### GOAL OF THE EXERCISE
Reproduce the listing exactly and skip over any pictures.

— start THE DATA —

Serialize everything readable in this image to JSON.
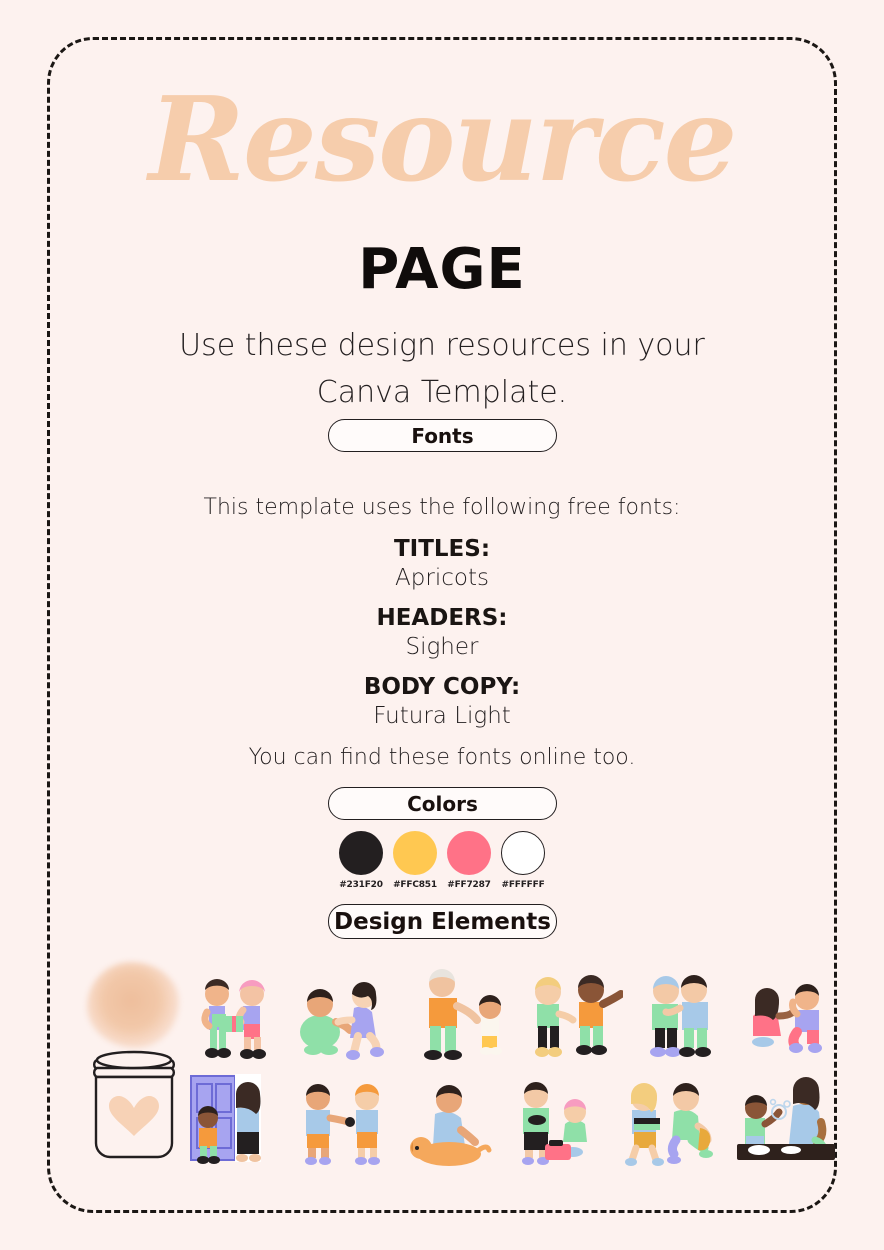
{
  "page": {
    "background_color": "#FDF2EF",
    "frame_color": "#231F20"
  },
  "header": {
    "title_script": "Resource",
    "title_sub": "PAGE",
    "script_color": "#F6CDAC",
    "intro_line_1": "Use these design resources in your",
    "intro_line_2": "Canva Template."
  },
  "sections": {
    "fonts": {
      "pill_label": "Fonts",
      "lead": "This template uses the following free fonts:",
      "groups": [
        {
          "label": "TITLES:",
          "value": "Apricots"
        },
        {
          "label": "HEADERS:",
          "value": "Sigher"
        },
        {
          "label": "BODY COPY:",
          "value": "Futura Light"
        }
      ],
      "footer": "You can find these fonts online too."
    },
    "colors": {
      "pill_label": "Colors",
      "swatches": [
        {
          "hex": "#231F20",
          "label": "#231F20",
          "outlined": false
        },
        {
          "hex": "#FFC851",
          "label": "#FFC851",
          "outlined": false
        },
        {
          "hex": "#FF7287",
          "label": "#FF7287",
          "outlined": false
        },
        {
          "hex": "#FFFFFF",
          "label": "#FFFFFF",
          "outlined": true
        }
      ]
    },
    "design_elements": {
      "pill_label": "Design Elements",
      "illustrations": {
        "jar_art": "mason-jar-with-peach-heart-and-watercolor-blob",
        "row_1": [
          "two-kids-sharing-a-gift",
          "toddler-reaching-for-girl-in-blue-dress",
          "grandparent-walking-with-toddler",
          "blond-toddler-and-boy-in-orange-pointing",
          "two-children-hugging",
          "girl-crouching-and-boy-waving"
        ],
        "row_2": [
          "two-girls-at-a-doorway",
          "boy-and-girl-playing-with-toy",
          "boy-petting-an-orange-dog",
          "boy-with-toy-and-baby-with-bin",
          "two-kids-carrying-books-and-bag",
          "boy-and-woman-washing-dishes"
        ]
      }
    }
  }
}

— end THE DATA —

### COMPLETED TASK
Serialize everything readable in this image to JSON.
{
  "page": {
    "background_color": "#FDF2EF",
    "frame_color": "#231F20"
  },
  "header": {
    "title_script": "Resource",
    "title_sub": "PAGE",
    "script_color": "#F6CDAC",
    "intro_line_1": "Use these design resources in your",
    "intro_line_2": "Canva Template."
  },
  "sections": {
    "fonts": {
      "pill_label": "Fonts",
      "lead": "This template uses the following free fonts:",
      "groups": [
        {
          "label": "TITLES:",
          "value": "Apricots"
        },
        {
          "label": "HEADERS:",
          "value": "Sigher"
        },
        {
          "label": "BODY COPY:",
          "value": "Futura Light"
        }
      ],
      "footer": "You can find these fonts online too."
    },
    "colors": {
      "pill_label": "Colors",
      "swatches": [
        {
          "hex": "#231F20",
          "label": "#231F20",
          "outlined": false
        },
        {
          "hex": "#FFC851",
          "label": "#FFC851",
          "outlined": false
        },
        {
          "hex": "#FF7287",
          "label": "#FF7287",
          "outlined": false
        },
        {
          "hex": "#FFFFFF",
          "label": "#FFFFFF",
          "outlined": true
        }
      ]
    },
    "design_elements": {
      "pill_label": "Design Elements",
      "illustrations": {
        "jar_art": "mason-jar-with-peach-heart-and-watercolor-blob",
        "row_1": [
          "two-kids-sharing-a-gift",
          "toddler-reaching-for-girl-in-blue-dress",
          "grandparent-walking-with-toddler",
          "blond-toddler-and-boy-in-orange-pointing",
          "two-children-hugging",
          "girl-crouching-and-boy-waving"
        ],
        "row_2": [
          "two-girls-at-a-doorway",
          "boy-and-girl-playing-with-toy",
          "boy-petting-an-orange-dog",
          "boy-with-toy-and-baby-with-bin",
          "two-kids-carrying-books-and-bag",
          "boy-and-woman-washing-dishes"
        ]
      }
    }
  }
}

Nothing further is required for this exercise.